* DESCRIPTION OF THE TASK
Collect all lines below with the string "zingt".
==================================================
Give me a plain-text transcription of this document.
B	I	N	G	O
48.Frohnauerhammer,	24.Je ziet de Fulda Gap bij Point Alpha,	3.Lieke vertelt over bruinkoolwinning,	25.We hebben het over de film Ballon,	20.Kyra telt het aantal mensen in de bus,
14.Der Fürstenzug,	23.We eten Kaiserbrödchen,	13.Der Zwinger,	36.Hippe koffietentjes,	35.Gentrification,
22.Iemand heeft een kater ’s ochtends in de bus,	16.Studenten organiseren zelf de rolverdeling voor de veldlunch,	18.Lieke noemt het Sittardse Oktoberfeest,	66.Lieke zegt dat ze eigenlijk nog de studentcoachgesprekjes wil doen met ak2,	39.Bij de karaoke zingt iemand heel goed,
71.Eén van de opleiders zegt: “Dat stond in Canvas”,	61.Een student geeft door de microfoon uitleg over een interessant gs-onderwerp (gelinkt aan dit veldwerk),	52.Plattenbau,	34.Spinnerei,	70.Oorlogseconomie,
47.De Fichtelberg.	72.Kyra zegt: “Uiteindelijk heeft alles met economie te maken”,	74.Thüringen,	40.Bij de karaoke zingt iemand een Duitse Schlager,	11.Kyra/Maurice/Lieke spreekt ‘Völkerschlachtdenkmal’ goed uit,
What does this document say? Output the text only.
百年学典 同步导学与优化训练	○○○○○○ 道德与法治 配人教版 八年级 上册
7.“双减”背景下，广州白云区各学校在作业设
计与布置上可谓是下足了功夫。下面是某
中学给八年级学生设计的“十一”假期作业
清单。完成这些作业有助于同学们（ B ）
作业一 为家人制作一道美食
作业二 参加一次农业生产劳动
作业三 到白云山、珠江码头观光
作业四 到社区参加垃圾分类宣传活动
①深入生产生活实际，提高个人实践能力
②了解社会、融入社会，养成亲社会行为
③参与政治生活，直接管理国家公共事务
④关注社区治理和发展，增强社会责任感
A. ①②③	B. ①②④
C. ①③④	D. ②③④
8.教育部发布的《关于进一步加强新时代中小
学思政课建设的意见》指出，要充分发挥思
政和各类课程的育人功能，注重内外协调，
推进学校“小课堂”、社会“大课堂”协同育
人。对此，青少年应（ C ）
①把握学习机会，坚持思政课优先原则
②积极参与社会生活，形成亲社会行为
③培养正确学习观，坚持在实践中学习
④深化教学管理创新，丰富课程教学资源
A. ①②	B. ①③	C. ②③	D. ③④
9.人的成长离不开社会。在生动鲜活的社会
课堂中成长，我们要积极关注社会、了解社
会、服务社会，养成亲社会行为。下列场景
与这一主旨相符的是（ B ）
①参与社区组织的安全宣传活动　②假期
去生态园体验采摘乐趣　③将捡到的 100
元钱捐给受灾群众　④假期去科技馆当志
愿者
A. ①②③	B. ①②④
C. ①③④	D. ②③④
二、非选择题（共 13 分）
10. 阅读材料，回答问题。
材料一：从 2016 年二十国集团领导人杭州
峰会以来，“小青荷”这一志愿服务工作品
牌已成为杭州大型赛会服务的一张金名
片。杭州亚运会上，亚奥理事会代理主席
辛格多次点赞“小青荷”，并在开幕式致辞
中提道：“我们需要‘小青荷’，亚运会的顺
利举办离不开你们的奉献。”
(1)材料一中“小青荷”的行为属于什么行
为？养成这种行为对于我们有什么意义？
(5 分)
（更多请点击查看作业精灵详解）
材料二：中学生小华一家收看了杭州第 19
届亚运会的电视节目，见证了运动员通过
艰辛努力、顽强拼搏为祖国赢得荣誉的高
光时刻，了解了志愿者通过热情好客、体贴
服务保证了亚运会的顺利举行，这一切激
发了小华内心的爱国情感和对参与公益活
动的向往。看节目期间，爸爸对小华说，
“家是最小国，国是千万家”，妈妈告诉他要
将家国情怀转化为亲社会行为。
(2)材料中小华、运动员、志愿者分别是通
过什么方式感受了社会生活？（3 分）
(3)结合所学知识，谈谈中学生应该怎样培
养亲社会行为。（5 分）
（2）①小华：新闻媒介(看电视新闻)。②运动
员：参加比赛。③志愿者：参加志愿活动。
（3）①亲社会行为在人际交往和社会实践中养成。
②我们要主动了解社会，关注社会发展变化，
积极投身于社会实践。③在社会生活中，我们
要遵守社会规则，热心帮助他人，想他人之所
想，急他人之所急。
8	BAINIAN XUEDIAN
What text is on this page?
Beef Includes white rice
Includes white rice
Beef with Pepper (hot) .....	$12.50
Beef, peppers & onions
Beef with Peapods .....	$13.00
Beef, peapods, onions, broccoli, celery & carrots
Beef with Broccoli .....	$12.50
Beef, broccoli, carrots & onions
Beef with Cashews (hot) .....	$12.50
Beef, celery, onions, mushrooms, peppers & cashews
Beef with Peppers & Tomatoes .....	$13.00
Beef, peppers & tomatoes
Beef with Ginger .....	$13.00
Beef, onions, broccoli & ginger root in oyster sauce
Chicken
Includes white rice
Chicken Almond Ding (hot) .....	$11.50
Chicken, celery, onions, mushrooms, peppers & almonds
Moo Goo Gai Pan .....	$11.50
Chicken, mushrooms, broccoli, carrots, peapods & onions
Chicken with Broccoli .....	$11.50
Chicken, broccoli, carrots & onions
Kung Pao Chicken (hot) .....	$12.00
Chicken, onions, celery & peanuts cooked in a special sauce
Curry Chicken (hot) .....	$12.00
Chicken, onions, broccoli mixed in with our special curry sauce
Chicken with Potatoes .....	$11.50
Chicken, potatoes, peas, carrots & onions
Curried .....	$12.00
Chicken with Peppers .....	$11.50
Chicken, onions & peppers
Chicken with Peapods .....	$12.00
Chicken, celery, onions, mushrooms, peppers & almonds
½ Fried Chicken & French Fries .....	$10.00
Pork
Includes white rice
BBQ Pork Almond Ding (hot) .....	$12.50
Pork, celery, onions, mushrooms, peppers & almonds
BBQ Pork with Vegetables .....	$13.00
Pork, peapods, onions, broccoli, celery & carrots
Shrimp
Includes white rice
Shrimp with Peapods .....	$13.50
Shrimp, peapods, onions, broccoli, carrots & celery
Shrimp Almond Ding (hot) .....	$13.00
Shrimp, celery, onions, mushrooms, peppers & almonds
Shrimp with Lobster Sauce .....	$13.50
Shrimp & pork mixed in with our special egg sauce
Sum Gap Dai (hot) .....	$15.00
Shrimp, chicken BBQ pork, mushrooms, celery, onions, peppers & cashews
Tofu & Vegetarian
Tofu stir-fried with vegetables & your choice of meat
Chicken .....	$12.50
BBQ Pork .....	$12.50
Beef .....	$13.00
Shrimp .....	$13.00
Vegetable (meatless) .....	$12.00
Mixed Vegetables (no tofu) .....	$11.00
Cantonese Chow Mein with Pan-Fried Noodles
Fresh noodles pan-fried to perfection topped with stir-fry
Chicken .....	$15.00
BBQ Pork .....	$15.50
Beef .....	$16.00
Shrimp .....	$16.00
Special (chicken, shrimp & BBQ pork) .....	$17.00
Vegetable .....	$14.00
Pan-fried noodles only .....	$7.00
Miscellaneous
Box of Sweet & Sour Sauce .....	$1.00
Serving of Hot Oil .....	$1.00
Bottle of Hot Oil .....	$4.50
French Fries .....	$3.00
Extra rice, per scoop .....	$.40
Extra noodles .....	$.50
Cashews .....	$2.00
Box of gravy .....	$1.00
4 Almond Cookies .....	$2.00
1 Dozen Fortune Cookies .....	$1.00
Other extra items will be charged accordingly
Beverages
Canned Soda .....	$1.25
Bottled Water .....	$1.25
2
==================================================
* EXERCISE RESULT
22.Iemand heeft een kater ’s ochtends in de bus,	16.Studenten organiseren zelf de rolverdeling voor de veldlunch,	18.Lieke noemt het Sittardse Oktoberfeest,	66.Lieke zegt dat ze eigenlijk nog de studentcoachgesprekjes wil doen met ak2,	39.Bij de karaoke zingt iemand heel goed,
47.De Fichtelberg.	72.Kyra zegt: “Uiteindelijk heeft alles met economie te maken”,	74.Thüringen,	40.Bij de karaoke zingt iemand een Duitse Schlager,	11.Kyra/Maurice/Lieke spreekt ‘Völkerschlachtdenkmal’ goed uit,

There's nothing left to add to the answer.